* _Job_
From the listing below, pull out every line where the string "task" appears.
-- Entries provided start --
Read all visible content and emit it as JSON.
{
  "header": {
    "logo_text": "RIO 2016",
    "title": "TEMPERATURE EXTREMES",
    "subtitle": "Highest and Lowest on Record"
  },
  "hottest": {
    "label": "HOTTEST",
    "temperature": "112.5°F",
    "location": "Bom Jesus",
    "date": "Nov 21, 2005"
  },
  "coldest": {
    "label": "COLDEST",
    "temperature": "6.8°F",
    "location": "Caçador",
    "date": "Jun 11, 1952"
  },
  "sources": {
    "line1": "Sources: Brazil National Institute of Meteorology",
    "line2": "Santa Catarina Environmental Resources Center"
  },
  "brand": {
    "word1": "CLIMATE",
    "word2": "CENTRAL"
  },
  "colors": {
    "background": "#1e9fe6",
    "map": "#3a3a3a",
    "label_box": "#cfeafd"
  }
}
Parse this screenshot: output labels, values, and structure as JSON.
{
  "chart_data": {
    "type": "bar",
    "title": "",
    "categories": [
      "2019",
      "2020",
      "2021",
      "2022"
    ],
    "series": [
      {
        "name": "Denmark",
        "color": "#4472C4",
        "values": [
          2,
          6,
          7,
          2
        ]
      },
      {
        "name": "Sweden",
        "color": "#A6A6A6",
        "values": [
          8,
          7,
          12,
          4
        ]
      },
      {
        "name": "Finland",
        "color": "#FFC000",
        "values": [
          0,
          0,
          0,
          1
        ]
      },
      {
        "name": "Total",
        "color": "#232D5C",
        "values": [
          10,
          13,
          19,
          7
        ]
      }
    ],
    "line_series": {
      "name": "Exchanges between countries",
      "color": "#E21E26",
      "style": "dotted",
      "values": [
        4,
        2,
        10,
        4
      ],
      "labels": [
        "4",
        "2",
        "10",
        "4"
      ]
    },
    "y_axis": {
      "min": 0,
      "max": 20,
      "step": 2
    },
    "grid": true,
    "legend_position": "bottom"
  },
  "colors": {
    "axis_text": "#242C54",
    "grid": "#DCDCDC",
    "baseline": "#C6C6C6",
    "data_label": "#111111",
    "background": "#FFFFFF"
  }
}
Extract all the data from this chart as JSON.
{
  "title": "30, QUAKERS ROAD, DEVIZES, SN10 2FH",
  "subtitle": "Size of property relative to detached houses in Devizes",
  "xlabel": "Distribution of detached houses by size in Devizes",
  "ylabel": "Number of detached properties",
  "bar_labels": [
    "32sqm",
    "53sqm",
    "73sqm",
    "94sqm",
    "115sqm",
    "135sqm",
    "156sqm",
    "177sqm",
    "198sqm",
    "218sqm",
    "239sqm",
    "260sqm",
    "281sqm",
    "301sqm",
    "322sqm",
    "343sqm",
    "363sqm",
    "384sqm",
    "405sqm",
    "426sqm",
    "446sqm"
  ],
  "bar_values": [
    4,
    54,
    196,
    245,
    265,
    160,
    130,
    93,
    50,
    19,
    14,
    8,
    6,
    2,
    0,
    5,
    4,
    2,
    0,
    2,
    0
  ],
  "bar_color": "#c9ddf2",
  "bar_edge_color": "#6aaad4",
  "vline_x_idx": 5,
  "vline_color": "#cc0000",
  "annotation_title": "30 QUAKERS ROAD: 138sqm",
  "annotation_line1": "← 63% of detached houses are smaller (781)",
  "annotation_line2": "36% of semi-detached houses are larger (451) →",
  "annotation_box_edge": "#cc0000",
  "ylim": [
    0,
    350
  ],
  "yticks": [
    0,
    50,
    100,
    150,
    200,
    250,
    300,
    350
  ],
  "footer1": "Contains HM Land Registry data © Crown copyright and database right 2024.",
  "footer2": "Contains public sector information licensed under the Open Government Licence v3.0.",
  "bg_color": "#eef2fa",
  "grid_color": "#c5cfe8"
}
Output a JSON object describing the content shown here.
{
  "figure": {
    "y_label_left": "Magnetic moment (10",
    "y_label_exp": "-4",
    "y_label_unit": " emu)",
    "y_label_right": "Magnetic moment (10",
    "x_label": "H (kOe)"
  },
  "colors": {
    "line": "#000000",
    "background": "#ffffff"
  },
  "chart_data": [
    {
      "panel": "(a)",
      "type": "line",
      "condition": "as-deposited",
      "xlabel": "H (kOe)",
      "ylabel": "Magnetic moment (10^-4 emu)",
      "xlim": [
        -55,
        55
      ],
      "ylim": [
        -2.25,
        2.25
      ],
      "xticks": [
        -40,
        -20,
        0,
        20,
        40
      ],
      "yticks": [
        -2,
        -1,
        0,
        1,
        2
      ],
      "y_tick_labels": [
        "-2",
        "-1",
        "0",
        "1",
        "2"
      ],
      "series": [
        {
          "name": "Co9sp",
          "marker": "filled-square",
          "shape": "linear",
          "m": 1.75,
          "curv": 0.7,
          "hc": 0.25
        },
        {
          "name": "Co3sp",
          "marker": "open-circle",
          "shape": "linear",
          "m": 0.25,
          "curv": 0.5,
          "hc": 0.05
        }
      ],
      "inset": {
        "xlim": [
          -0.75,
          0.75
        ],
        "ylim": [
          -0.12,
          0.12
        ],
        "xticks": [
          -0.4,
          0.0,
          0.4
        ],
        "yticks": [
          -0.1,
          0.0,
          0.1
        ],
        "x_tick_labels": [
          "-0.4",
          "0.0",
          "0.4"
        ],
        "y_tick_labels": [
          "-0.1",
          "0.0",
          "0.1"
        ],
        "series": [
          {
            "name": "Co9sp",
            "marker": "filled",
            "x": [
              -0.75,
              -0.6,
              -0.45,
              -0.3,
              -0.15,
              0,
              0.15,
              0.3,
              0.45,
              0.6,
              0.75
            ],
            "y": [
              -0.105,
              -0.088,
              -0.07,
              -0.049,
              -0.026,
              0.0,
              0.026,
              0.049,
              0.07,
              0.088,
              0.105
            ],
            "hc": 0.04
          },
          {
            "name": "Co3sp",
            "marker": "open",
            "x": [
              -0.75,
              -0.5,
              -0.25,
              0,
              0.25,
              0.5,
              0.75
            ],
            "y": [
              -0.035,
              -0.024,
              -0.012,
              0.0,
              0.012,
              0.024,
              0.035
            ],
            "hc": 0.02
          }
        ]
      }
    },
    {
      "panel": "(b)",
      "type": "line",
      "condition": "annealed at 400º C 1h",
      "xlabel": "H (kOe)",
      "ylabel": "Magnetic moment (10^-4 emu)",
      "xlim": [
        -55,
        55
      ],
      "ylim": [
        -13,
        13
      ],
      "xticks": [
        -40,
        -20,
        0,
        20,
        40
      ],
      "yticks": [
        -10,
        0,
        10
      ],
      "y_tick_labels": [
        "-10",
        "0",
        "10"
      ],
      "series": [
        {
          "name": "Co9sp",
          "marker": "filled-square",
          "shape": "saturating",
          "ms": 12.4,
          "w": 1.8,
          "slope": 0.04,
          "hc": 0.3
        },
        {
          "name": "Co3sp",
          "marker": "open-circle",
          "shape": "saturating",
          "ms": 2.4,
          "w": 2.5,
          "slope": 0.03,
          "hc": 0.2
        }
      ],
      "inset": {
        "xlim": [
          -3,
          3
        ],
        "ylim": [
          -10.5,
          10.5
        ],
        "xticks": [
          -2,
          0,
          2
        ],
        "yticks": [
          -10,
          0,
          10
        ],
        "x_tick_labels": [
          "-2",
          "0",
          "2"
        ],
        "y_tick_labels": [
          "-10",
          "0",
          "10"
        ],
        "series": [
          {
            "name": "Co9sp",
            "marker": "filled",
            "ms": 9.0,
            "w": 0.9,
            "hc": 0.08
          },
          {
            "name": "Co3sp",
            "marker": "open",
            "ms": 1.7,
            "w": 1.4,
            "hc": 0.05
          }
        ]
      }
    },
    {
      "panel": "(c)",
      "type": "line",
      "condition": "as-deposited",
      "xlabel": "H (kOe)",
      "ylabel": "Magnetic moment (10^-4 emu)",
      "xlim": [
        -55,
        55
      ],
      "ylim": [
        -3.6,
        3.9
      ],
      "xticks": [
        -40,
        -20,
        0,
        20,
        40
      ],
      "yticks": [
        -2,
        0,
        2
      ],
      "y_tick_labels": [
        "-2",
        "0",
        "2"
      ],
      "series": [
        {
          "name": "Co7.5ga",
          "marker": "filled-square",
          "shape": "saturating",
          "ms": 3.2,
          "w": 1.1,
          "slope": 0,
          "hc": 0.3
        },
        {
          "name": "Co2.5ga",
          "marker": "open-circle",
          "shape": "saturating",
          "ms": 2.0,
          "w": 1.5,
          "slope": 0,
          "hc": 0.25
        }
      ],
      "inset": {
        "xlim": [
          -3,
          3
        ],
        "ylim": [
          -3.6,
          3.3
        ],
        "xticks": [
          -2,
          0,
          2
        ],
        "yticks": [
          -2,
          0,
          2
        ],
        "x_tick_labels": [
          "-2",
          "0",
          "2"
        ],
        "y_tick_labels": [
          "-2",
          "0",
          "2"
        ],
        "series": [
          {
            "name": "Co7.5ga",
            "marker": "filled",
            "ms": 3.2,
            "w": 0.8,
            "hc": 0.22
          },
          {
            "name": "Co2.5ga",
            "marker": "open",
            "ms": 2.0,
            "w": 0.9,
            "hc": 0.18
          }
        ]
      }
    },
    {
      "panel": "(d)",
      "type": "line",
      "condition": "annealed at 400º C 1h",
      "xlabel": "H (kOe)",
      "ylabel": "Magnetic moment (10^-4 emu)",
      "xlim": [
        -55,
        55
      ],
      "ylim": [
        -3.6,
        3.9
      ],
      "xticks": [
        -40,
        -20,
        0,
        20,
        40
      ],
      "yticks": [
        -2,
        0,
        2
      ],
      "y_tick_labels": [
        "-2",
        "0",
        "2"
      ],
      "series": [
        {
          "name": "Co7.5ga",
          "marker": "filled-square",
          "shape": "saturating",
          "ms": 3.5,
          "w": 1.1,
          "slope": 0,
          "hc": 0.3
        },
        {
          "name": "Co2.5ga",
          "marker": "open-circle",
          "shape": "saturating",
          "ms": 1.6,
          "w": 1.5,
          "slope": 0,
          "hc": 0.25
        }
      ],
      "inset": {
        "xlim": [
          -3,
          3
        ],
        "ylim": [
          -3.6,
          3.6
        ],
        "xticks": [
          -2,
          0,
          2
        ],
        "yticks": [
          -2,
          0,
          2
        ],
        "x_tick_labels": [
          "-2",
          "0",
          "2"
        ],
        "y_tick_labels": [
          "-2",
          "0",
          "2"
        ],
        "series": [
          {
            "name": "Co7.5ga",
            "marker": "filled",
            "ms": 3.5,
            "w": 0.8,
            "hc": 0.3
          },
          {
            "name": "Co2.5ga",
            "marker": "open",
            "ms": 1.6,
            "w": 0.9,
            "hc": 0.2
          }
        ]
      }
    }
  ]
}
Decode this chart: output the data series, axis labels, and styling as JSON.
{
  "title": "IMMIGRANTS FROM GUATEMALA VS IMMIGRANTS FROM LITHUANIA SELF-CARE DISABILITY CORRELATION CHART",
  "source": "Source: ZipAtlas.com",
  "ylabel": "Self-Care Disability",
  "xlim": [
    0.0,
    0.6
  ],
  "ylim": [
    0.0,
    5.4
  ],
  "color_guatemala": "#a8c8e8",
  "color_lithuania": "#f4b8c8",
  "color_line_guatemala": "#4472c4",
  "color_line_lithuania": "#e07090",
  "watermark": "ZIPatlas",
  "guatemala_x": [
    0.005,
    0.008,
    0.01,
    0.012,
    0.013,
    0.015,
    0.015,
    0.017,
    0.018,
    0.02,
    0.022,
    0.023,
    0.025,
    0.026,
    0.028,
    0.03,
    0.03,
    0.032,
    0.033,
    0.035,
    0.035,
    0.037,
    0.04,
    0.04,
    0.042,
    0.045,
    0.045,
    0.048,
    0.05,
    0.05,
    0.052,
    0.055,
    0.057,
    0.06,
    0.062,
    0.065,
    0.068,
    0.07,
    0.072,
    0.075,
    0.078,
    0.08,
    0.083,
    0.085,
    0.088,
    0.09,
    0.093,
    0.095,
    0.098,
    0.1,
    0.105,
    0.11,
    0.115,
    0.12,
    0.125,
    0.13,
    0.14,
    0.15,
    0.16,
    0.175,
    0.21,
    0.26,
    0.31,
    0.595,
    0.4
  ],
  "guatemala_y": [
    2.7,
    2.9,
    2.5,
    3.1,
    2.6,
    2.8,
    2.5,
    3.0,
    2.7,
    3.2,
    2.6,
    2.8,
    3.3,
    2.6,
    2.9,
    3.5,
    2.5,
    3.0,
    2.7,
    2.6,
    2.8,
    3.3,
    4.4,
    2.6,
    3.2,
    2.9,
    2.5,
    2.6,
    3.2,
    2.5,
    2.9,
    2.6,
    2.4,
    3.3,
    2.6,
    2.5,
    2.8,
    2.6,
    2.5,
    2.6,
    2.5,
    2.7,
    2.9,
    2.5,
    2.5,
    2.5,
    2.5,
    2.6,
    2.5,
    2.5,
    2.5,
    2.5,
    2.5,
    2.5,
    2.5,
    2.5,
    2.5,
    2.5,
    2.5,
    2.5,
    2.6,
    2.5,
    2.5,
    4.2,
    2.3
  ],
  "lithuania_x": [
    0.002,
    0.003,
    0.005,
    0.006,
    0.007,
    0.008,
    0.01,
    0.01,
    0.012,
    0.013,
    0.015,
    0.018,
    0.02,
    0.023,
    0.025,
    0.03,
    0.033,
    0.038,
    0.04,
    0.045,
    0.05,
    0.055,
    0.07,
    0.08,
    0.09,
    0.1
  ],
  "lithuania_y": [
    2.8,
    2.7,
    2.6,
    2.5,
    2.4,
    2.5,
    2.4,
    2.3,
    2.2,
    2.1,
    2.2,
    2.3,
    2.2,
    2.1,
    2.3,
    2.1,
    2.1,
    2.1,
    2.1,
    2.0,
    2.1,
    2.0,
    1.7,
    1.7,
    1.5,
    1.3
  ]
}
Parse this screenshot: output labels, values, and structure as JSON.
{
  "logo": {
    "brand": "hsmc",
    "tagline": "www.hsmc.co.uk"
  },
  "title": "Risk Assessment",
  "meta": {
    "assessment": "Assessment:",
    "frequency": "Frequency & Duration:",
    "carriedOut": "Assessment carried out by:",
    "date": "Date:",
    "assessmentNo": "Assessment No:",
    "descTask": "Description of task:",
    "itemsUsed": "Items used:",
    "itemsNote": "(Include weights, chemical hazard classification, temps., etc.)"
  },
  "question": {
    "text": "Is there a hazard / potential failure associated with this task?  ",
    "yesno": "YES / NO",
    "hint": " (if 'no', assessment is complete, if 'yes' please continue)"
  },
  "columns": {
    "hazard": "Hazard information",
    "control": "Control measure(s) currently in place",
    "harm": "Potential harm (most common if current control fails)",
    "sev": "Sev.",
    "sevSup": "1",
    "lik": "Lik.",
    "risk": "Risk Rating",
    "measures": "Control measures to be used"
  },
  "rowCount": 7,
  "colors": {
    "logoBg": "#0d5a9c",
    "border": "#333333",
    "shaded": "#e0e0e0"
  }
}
-- Entries provided end --
* _Complete answer_
    "descTask": "Description of task:",
    "text": "Is there a hazard / potential failure associated with this task?  ",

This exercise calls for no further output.